[RECORDS FOR THIS EXERCISE]
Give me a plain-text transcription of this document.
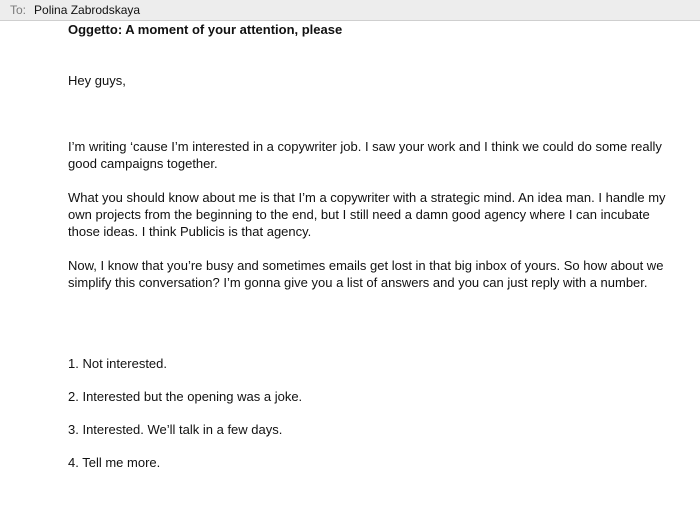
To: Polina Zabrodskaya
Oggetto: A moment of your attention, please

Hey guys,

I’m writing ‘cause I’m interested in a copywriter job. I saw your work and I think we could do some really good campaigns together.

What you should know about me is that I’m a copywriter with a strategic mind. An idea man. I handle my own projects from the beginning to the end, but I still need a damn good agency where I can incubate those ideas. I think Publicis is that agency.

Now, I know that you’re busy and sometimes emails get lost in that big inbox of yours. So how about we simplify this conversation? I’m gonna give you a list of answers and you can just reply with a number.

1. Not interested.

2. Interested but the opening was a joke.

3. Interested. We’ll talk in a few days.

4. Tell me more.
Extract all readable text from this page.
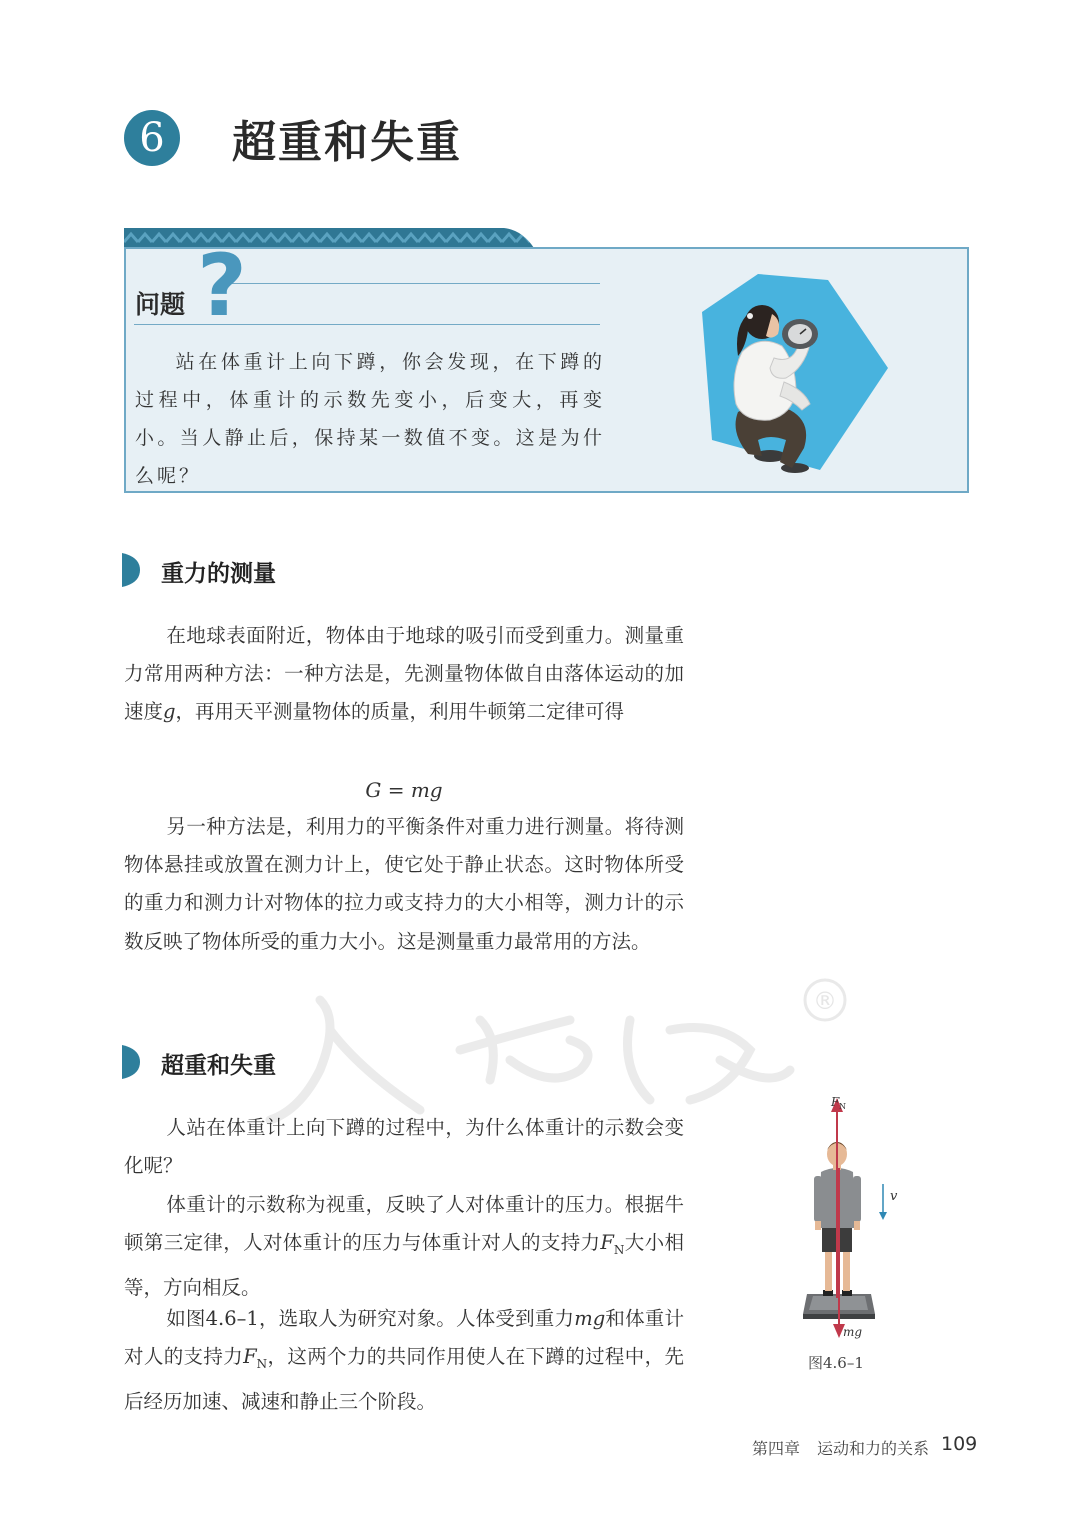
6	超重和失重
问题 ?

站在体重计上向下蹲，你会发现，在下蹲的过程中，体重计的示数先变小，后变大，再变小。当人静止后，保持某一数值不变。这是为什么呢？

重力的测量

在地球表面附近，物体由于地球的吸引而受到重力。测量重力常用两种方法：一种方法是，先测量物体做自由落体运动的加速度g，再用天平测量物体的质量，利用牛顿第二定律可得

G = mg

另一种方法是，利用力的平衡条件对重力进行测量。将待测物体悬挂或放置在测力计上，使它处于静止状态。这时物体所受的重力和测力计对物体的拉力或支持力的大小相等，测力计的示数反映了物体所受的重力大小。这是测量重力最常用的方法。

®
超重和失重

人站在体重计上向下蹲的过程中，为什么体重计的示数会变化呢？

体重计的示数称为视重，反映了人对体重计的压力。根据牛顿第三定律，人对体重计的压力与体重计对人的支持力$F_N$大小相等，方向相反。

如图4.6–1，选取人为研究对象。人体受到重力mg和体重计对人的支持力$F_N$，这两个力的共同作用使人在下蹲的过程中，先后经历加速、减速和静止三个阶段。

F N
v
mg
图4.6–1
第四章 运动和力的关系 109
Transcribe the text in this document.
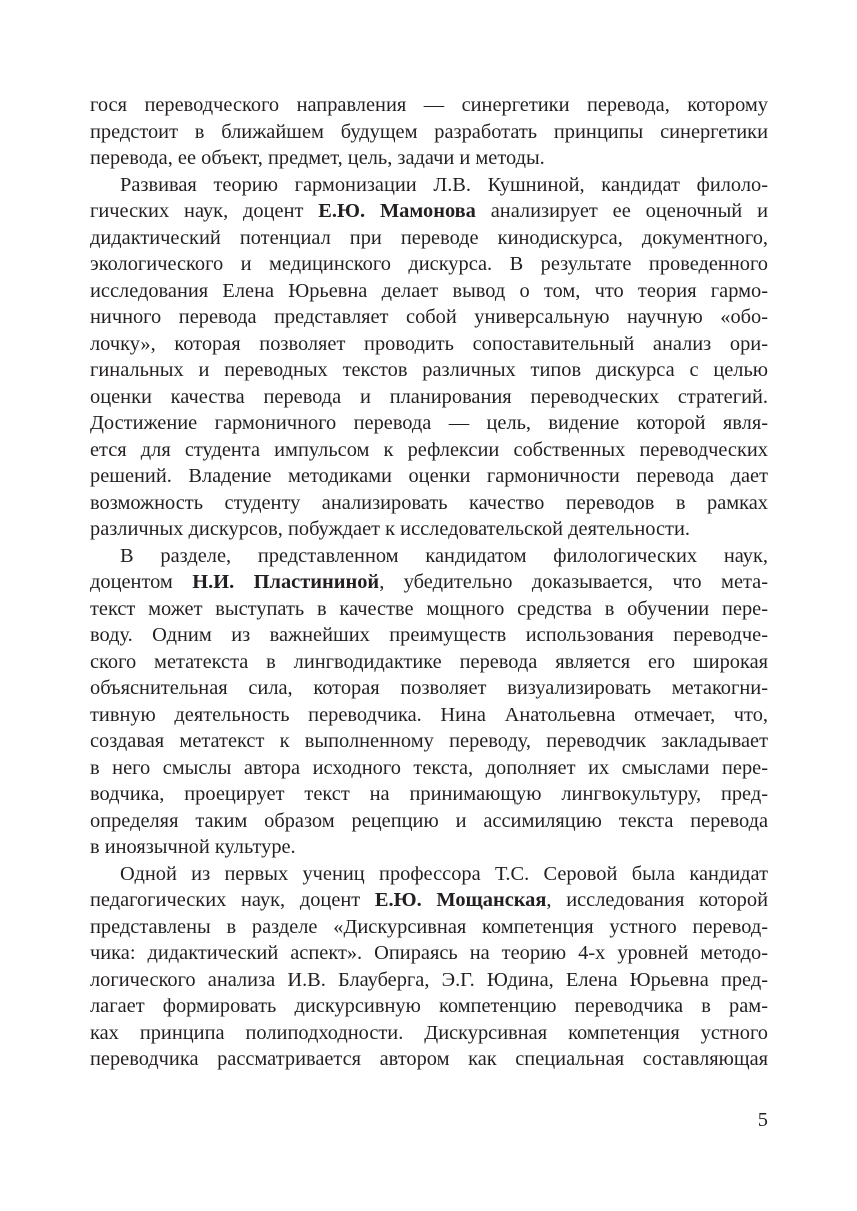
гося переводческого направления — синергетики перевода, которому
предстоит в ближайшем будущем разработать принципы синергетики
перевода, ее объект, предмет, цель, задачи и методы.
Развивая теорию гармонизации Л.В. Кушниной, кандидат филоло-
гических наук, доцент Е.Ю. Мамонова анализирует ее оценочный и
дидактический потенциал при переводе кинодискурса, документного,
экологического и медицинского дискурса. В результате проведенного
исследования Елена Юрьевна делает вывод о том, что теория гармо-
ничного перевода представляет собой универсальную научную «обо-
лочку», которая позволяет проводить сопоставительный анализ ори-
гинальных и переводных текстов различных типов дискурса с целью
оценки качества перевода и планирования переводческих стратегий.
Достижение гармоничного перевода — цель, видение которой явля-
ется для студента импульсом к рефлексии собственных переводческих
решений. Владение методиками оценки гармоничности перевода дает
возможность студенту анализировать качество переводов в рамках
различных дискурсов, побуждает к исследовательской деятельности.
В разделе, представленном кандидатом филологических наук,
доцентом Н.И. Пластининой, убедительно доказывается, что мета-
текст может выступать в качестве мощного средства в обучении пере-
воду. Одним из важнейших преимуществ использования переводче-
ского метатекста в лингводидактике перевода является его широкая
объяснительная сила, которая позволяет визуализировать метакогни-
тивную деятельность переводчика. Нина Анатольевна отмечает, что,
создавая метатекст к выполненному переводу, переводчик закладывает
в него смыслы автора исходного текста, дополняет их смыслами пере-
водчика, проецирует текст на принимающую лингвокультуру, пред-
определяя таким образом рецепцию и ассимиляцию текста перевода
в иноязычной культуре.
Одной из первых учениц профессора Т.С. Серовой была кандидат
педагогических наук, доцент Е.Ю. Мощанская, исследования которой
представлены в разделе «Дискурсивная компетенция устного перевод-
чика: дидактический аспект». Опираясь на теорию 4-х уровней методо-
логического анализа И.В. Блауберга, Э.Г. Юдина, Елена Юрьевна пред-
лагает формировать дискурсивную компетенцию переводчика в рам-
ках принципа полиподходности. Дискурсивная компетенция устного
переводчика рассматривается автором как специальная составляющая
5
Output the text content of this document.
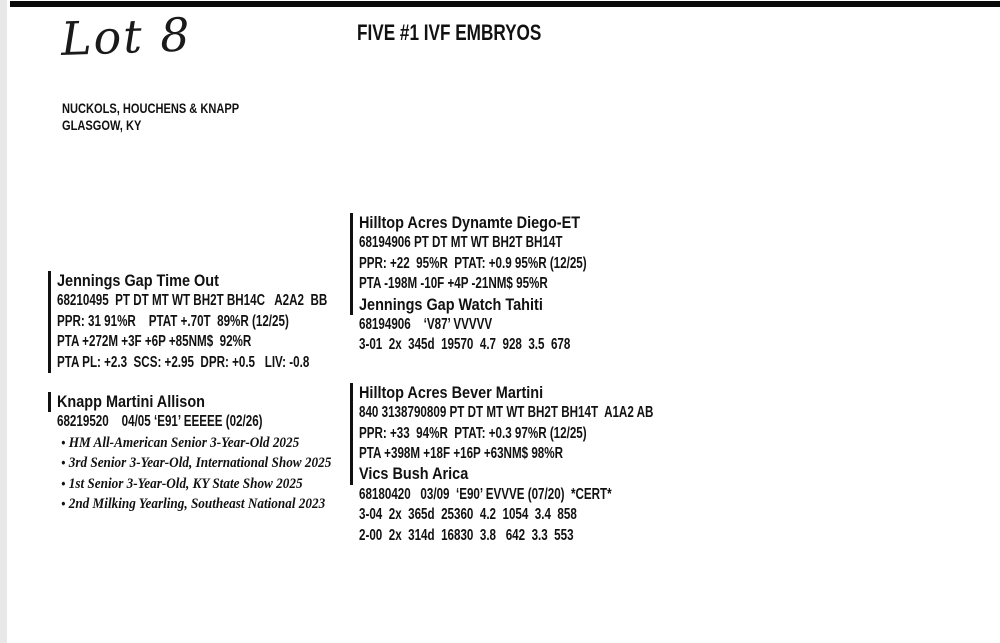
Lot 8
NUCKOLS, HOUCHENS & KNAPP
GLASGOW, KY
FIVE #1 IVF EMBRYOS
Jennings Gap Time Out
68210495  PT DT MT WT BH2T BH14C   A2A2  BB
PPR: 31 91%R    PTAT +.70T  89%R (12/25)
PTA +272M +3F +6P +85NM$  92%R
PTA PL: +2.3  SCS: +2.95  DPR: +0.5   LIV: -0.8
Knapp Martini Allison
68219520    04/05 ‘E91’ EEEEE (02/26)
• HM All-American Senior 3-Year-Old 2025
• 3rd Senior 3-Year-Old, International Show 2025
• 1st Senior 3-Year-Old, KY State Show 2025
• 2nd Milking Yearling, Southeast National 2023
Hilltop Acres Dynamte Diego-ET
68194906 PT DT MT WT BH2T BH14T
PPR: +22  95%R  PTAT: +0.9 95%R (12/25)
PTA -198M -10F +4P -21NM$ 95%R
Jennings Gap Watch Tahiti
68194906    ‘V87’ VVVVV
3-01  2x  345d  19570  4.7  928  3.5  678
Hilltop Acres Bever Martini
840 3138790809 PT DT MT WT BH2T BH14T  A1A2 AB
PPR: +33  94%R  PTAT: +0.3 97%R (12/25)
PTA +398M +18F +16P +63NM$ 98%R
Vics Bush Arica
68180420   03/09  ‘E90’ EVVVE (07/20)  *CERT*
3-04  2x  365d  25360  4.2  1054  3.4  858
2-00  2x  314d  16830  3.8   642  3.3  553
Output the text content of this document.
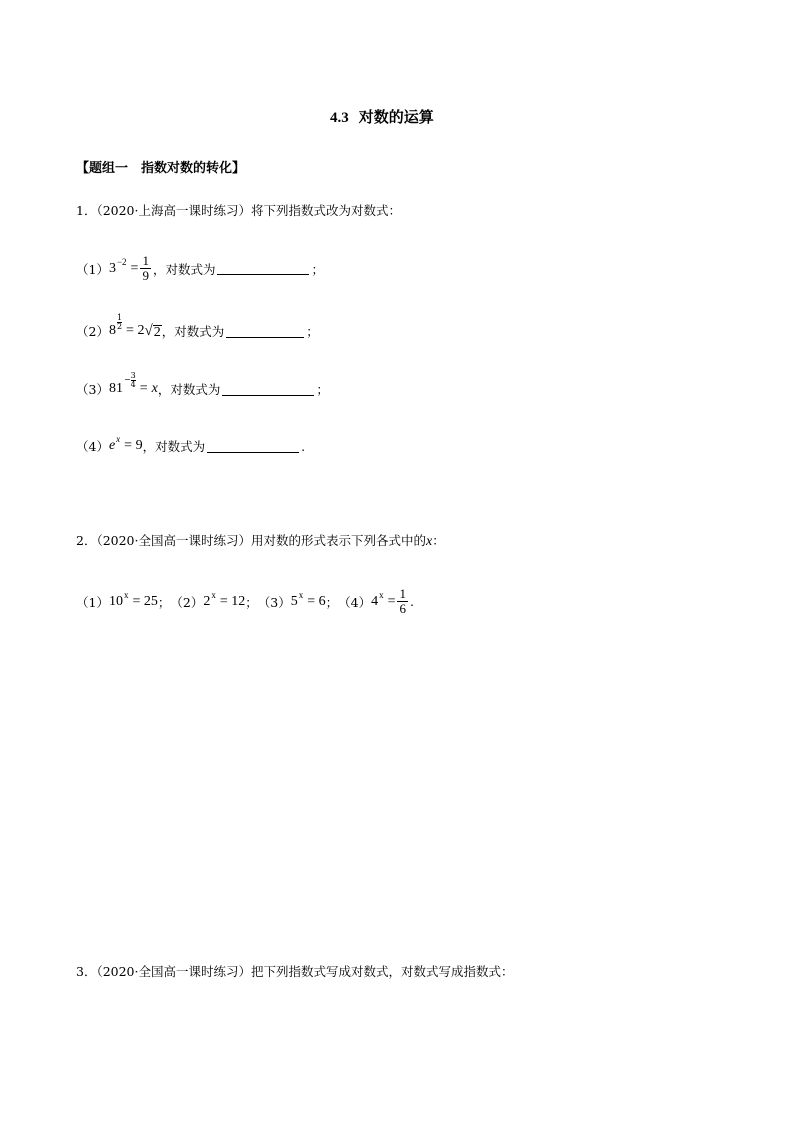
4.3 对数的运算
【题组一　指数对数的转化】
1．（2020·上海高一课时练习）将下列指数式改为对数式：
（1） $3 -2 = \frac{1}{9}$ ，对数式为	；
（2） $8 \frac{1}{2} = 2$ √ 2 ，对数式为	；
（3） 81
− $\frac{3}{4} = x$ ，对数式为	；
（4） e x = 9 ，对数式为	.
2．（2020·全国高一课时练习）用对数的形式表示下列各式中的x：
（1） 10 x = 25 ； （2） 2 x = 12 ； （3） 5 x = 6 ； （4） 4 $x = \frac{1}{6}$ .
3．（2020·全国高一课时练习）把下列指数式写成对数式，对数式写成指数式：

[GIVEN PROBLEM] Write the lines above out again exactly, without any of their pictures.

[RESPONSE BELOW]
Give me a plain-text transcription of this document.
To: Polina Zabrodskaya
Oggetto: A moment of your attention, please

Hey guys,

I’m writing ‘cause I’m interested in a copywriter job. I saw your work and I think we could do some really good campaigns together.

What you should know about me is that I’m a copywriter with a strategic mind. An idea man. I handle my own projects from the beginning to the end, but I still need a damn good agency where I can incubate those ideas. I think Publicis is that agency.

Now, I know that you’re busy and sometimes emails get lost in that big inbox of yours. So how about we simplify this conversation? I’m gonna give you a list of answers and you can just reply with a number.

1. Not interested.

2. Interested but the opening was a joke.

3. Interested. We’ll talk in a few days.

4. Tell me more.
Extract all readable text from this page.
6	超重和失重
问题 ?

站在体重计上向下蹲，你会发现，在下蹲的过程中，体重计的示数先变小，后变大，再变小。当人静止后，保持某一数值不变。这是为什么呢？

重力的测量

在地球表面附近，物体由于地球的吸引而受到重力。测量重力常用两种方法：一种方法是，先测量物体做自由落体运动的加速度g，再用天平测量物体的质量，利用牛顿第二定律可得

G = mg

另一种方法是，利用力的平衡条件对重力进行测量。将待测物体悬挂或放置在测力计上，使它处于静止状态。这时物体所受的重力和测力计对物体的拉力或支持力的大小相等，测力计的示数反映了物体所受的重力大小。这是测量重力最常用的方法。

®
超重和失重

人站在体重计上向下蹲的过程中，为什么体重计的示数会变化呢？

体重计的示数称为视重，反映了人对体重计的压力。根据牛顿第三定律，人对体重计的压力与体重计对人的支持力$F_N$大小相等，方向相反。

如图4.6–1，选取人为研究对象。人体受到重力mg和体重计对人的支持力$F_N$，这两个力的共同作用使人在下蹲的过程中，先后经历加速、减速和静止三个阶段。

F N
v
mg
图4.6–1
第四章 运动和力的关系 109
Transcribe the text in this document.
гося переводческого направления — синергетики перевода, которому
предстоит в ближайшем будущем разработать принципы синергетики
перевода, ее объект, предмет, цель, задачи и методы.
Развивая теорию гармонизации Л.В. Кушниной, кандидат филоло-
гических наук, доцент Е.Ю. Мамонова анализирует ее оценочный и
дидактический потенциал при переводе кинодискурса, документного,
экологического и медицинского дискурса. В результате проведенного
исследования Елена Юрьевна делает вывод о том, что теория гармо-
ничного перевода представляет собой универсальную научную «обо-
лочку», которая позволяет проводить сопоставительный анализ ори-
гинальных и переводных текстов различных типов дискурса с целью
оценки качества перевода и планирования переводческих стратегий.
Достижение гармоничного перевода — цель, видение которой явля-
ется для студента импульсом к рефлексии собственных переводческих
решений. Владение методиками оценки гармоничности перевода дает
возможность студенту анализировать качество переводов в рамках
различных дискурсов, побуждает к исследовательской деятельности.
В разделе, представленном кандидатом филологических наук,
доцентом Н.И. Пластининой, убедительно доказывается, что мета-
текст может выступать в качестве мощного средства в обучении пере-
воду. Одним из важнейших преимуществ использования переводче-
ского метатекста в лингводидактике перевода является его широкая
объяснительная сила, которая позволяет визуализировать метакогни-
тивную деятельность переводчика. Нина Анатольевна отмечает, что,
создавая метатекст к выполненному переводу, переводчик закладывает
в него смыслы автора исходного текста, дополняет их смыслами пере-
водчика, проецирует текст на принимающую лингвокультуру, пред-
определяя таким образом рецепцию и ассимиляцию текста перевода
в иноязычной культуре.
Одной из первых учениц профессора Т.С. Серовой была кандидат
педагогических наук, доцент Е.Ю. Мощанская, исследования которой
представлены в разделе «Дискурсивная компетенция устного перевод-
чика: дидактический аспект». Опираясь на теорию 4-х уровней методо-
логического анализа И.В. Блауберга, Э.Г. Юдина, Елена Юрьевна пред-
лагает формировать дискурсивную компетенцию переводчика в рам-
ках принципа полиподходности. Дискурсивная компетенция устного
переводчика рассматривается автором как специальная составляющая
5
Output the text content of this document.
Lot 8
NUCKOLS, HOUCHENS & KNAPP
GLASGOW, KY
FIVE #1 IVF EMBRYOS
Jennings Gap Time Out
68210495  PT DT MT WT BH2T BH14C   A2A2  BB
PPR: 31 91%R    PTAT +.70T  89%R (12/25)
PTA +272M +3F +6P +85NM$  92%R
PTA PL: +2.3  SCS: +2.95  DPR: +0.5   LIV: -0.8
Knapp Martini Allison
68219520    04/05 ‘E91’ EEEEE (02/26)
• HM All-American Senior 3-Year-Old 2025
• 3rd Senior 3-Year-Old, International Show 2025
• 1st Senior 3-Year-Old, KY State Show 2025
• 2nd Milking Yearling, Southeast National 2023
Hilltop Acres Dynamte Diego-ET
68194906 PT DT MT WT BH2T BH14T
PPR: +22  95%R  PTAT: +0.9 95%R (12/25)
PTA -198M -10F +4P -21NM$ 95%R
Jennings Gap Watch Tahiti
68194906    ‘V87’ VVVVV
3-01  2x  345d  19570  4.7  928  3.5  678
Hilltop Acres Bever Martini
840 3138790809 PT DT MT WT BH2T BH14T  A1A2 AB
PPR: +33  94%R  PTAT: +0.3 97%R (12/25)
PTA +398M +18F +16P +63NM$ 98%R
Vics Bush Arica
68180420   03/09  ‘E90’ EVVVE (07/20)  *CERT*
3-04  2x  365d  25360  4.2  1054  3.4  858
2-00  2x  314d  16830  3.8   642  3.3  553
Output the text content of this document.
4.3 对数的运算
【题组一　指数对数的转化】
1．（2020·上海高一课时练习）将下列指数式改为对数式：
（1） $3 -2 = \frac{1}{9}$ ，对数式为	；
（2） $8 \frac{1}{2} = 2$ √ 2 ，对数式为	；
（3） 81
− $\frac{3}{4} = x$ ，对数式为	；
（4） e x = 9 ，对数式为	.
2．（2020·全国高一课时练习）用对数的形式表示下列各式中的x：
（1） 10 x = 25 ； （2） 2 x = 12 ； （3） 5 x = 6 ； （4） 4 $x = \frac{1}{6}$ .
3．（2020·全国高一课时练习）把下列指数式写成对数式，对数式写成指数式：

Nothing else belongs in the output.